(Beginning of THE DATA)

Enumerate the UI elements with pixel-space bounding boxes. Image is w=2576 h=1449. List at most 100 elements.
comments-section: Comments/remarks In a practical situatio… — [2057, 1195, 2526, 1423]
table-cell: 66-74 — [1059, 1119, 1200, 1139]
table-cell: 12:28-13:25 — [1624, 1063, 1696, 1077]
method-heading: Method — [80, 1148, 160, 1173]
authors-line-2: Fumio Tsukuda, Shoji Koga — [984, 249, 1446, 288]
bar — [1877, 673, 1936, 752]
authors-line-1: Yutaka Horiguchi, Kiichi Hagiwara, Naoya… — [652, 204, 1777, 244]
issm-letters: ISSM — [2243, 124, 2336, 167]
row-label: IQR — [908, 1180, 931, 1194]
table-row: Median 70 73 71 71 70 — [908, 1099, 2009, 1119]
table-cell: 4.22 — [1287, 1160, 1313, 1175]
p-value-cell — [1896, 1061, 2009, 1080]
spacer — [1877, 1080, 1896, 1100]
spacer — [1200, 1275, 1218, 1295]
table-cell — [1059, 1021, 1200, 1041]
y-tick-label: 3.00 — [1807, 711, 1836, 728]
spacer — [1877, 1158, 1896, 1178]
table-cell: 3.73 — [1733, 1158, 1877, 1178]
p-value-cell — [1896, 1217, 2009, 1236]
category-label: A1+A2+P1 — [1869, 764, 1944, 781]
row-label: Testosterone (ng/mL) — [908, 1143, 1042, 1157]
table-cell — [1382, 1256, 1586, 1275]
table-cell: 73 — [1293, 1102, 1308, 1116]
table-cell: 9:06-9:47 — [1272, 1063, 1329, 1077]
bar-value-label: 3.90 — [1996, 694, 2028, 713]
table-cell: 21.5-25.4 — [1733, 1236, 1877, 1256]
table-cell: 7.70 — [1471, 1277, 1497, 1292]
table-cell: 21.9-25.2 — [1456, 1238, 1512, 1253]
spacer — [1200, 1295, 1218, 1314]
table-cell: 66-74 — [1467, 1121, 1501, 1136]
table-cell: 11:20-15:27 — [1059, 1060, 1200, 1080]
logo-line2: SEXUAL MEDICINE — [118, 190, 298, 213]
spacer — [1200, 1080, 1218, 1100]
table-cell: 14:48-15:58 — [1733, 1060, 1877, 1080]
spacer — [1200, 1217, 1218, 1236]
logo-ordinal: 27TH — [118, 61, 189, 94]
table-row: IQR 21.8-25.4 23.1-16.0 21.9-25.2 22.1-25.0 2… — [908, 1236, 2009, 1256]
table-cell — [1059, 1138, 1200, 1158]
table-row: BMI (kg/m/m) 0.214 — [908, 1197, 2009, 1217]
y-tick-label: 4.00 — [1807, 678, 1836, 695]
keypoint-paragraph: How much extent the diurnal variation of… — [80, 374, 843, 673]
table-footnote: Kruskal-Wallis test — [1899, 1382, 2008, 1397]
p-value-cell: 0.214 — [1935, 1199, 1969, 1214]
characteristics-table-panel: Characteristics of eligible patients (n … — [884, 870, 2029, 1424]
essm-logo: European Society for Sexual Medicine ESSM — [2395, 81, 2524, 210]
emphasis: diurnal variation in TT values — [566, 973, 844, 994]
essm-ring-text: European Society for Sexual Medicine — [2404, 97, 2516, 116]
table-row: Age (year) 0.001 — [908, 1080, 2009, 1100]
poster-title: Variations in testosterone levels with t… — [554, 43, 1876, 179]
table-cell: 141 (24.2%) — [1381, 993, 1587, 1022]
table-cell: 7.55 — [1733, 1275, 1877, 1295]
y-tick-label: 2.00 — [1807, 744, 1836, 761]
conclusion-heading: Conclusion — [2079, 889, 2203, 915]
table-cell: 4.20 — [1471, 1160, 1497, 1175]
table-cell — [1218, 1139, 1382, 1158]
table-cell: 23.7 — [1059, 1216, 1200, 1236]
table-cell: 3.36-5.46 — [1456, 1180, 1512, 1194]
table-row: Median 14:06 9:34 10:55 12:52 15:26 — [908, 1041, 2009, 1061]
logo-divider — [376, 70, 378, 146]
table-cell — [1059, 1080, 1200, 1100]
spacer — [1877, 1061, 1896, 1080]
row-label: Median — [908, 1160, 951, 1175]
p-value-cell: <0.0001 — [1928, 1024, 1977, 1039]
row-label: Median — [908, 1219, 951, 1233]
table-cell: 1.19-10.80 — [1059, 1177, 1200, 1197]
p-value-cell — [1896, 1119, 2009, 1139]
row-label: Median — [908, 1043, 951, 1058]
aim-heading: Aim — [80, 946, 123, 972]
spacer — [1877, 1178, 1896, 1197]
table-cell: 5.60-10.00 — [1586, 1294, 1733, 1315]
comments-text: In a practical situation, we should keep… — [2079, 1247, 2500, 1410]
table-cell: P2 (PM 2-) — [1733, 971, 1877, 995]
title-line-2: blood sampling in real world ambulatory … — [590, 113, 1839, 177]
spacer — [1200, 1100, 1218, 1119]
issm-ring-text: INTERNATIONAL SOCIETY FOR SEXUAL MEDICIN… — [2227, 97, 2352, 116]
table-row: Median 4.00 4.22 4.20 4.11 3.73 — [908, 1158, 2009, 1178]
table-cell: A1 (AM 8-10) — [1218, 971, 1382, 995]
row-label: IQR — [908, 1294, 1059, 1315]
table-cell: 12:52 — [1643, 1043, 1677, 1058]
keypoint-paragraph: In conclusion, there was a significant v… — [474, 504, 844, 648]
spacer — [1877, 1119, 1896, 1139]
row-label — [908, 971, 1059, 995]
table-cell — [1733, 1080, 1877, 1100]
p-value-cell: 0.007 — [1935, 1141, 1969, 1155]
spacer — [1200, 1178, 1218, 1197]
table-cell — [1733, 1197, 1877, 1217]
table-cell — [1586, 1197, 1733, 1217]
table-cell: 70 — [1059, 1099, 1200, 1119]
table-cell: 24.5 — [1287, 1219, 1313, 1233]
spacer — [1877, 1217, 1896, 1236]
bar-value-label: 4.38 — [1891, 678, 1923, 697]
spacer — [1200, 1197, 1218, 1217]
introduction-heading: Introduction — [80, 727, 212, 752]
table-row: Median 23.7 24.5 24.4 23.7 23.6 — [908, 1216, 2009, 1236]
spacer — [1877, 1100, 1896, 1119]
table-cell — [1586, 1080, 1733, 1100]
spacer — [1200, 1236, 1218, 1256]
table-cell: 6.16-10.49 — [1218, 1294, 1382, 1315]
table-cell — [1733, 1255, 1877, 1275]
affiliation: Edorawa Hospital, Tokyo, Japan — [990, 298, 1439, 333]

(End of THE DATA)

▸ **BRIEF**:
Set down all the data exactly as given.

▸ **OUTPUT OF THE EXERCISE**:
Enumerate the UI elements with pixel-space bounding boxes. Image is w=2576 h=1449. List at most 100 elements.
comments-section: Comments/remarks In a practical situatio… — [2057, 1195, 2526, 1423]
table-cell: 66-74 — [1059, 1119, 1200, 1139]
table-cell: 12:28-13:25 — [1624, 1063, 1696, 1077]
method-heading: Method — [80, 1148, 160, 1173]
authors-line-2: Fumio Tsukuda, Shoji Koga — [984, 249, 1446, 288]
bar — [1877, 673, 1936, 752]
authors-line-1: Yutaka Horiguchi, Kiichi Hagiwara, Naoya… — [652, 204, 1777, 244]
issm-letters: ISSM — [2243, 124, 2336, 167]
row-label: IQR — [908, 1180, 931, 1194]
table-row: Median 70 73 71 71 70 — [908, 1099, 2009, 1119]
table-cell: 4.22 — [1287, 1160, 1313, 1175]
p-value-cell — [1896, 1061, 2009, 1080]
spacer — [1877, 1080, 1896, 1100]
spacer — [1200, 1275, 1218, 1295]
table-cell — [1059, 1021, 1200, 1041]
y-tick-label: 3.00 — [1807, 711, 1836, 728]
spacer — [1877, 1158, 1896, 1178]
table-cell: 3.73 — [1733, 1158, 1877, 1178]
p-value-cell — [1896, 1217, 2009, 1236]
category-label: A1+A2+P1 — [1869, 764, 1944, 781]
row-label: Testosterone (ng/mL) — [908, 1143, 1042, 1157]
table-cell — [1382, 1256, 1586, 1275]
table-cell: 73 — [1293, 1102, 1308, 1116]
table-cell: 9:06-9:47 — [1272, 1063, 1329, 1077]
bar-value-label: 3.90 — [1996, 694, 2028, 713]
table-cell: 21.5-25.4 — [1733, 1236, 1877, 1256]
table-cell: 7.70 — [1471, 1277, 1497, 1292]
table-cell: 21.9-25.2 — [1456, 1238, 1512, 1253]
spacer — [1200, 1295, 1218, 1314]
table-cell: 66-74 — [1467, 1121, 1501, 1136]
table-cell: 11:20-15:27 — [1059, 1060, 1200, 1080]
logo-line2: SEXUAL MEDICINE — [118, 190, 298, 213]
spacer — [1200, 1080, 1218, 1100]
table-cell: 14:48-15:58 — [1733, 1060, 1877, 1080]
spacer — [1200, 1217, 1218, 1236]
logo-ordinal: 27TH — [118, 61, 189, 94]
table-row: IQR 21.8-25.4 23.1-16.0 21.9-25.2 22.1-25.0 2… — [908, 1236, 2009, 1256]
table-cell — [1059, 1138, 1200, 1158]
table-row: BMI (kg/m/m) 0.214 — [908, 1197, 2009, 1217]
y-tick-label: 4.00 — [1807, 678, 1836, 695]
keypoint-paragraph: How much extent the diurnal variation of… — [80, 374, 843, 673]
table-footnote: Kruskal-Wallis test — [1899, 1382, 2008, 1397]
p-value-cell: 0.214 — [1935, 1199, 1969, 1214]
characteristics-table-panel: Characteristics of eligible patients (n … — [884, 870, 2029, 1424]
essm-logo: European Society for Sexual Medicine ESSM — [2395, 81, 2524, 210]
emphasis: diurnal variation in TT values — [566, 973, 844, 994]
essm-ring-text: European Society for Sexual Medicine — [2404, 97, 2516, 116]
table-row: Age (year) 0.001 — [908, 1080, 2009, 1100]
poster-title: Variations in testosterone levels with t… — [554, 43, 1876, 179]
table-cell: 141 (24.2%) — [1381, 993, 1587, 1022]
table-cell: 7.55 — [1733, 1275, 1877, 1295]
y-tick-label: 2.00 — [1807, 744, 1836, 761]
conclusion-heading: Conclusion — [2079, 889, 2203, 915]
table-cell: 4.20 — [1471, 1160, 1497, 1175]
table-cell — [1218, 1139, 1382, 1158]
table-cell: 23.7 — [1059, 1216, 1200, 1236]
table-cell: 3.36-5.46 — [1456, 1180, 1512, 1194]
table-row: Median 14:06 9:34 10:55 12:52 15:26 — [908, 1041, 2009, 1061]
logo-divider — [376, 70, 378, 146]
table-cell — [1059, 1080, 1200, 1100]
spacer — [1877, 1061, 1896, 1080]
row-label: Median — [908, 1160, 951, 1175]
p-value-cell: <0.0001 — [1928, 1024, 1977, 1039]
row-label: Median — [908, 1219, 951, 1233]
table-cell: 1.19-10.80 — [1059, 1177, 1200, 1197]
p-value-cell — [1896, 1119, 2009, 1139]
row-label: Median — [908, 1043, 951, 1058]
aim-heading: Aim — [80, 946, 123, 972]
spacer — [1877, 1178, 1896, 1197]
table-cell: 5.60-10.00 — [1586, 1294, 1733, 1315]
comments-text: In a practical situation, we should keep… — [2079, 1247, 2500, 1410]
table-cell: P2 (PM 2-) — [1733, 971, 1877, 995]
title-line-2: blood sampling in real world ambulatory … — [590, 113, 1839, 177]
spacer — [1200, 1100, 1218, 1119]
issm-ring-text: INTERNATIONAL SOCIETY FOR SEXUAL MEDICIN… — [2227, 97, 2352, 116]
table-row: Median 4.00 4.22 4.20 4.11 3.73 — [908, 1158, 2009, 1178]
table-cell: A1 (AM 8-10) — [1218, 971, 1382, 995]
row-label: IQR — [908, 1294, 1059, 1315]
table-cell: 12:52 — [1643, 1043, 1677, 1058]
keypoint-paragraph: In conclusion, there was a significant v… — [474, 504, 844, 648]
spacer — [1877, 1119, 1896, 1139]
row-label — [908, 971, 1059, 995]
table-cell — [1733, 1080, 1877, 1100]
p-value-cell: 0.007 — [1935, 1141, 1969, 1155]
spacer — [1200, 1178, 1218, 1197]
table-cell — [1733, 1197, 1877, 1217]
table-cell — [1586, 1197, 1733, 1217]
table-cell: 70 — [1059, 1099, 1200, 1119]
table-cell: 24.5 — [1287, 1219, 1313, 1233]
spacer — [1877, 1217, 1896, 1236]
bar-value-label: 4.38 — [1891, 678, 1923, 697]
spacer — [1200, 1197, 1218, 1217]
introduction-heading: Introduction — [80, 727, 212, 752]
table-row: Median 23.7 24.5 24.4 23.7 23.6 — [908, 1216, 2009, 1236]
spacer — [1877, 1100, 1896, 1119]
table-cell — [1586, 1080, 1733, 1100]
spacer — [1200, 1236, 1218, 1256]
table-cell: 6.16-10.49 — [1218, 1294, 1382, 1315]
table-cell — [1733, 1255, 1877, 1275]
affiliation: Edorawa Hospital, Tokyo, Japan — [990, 298, 1439, 333]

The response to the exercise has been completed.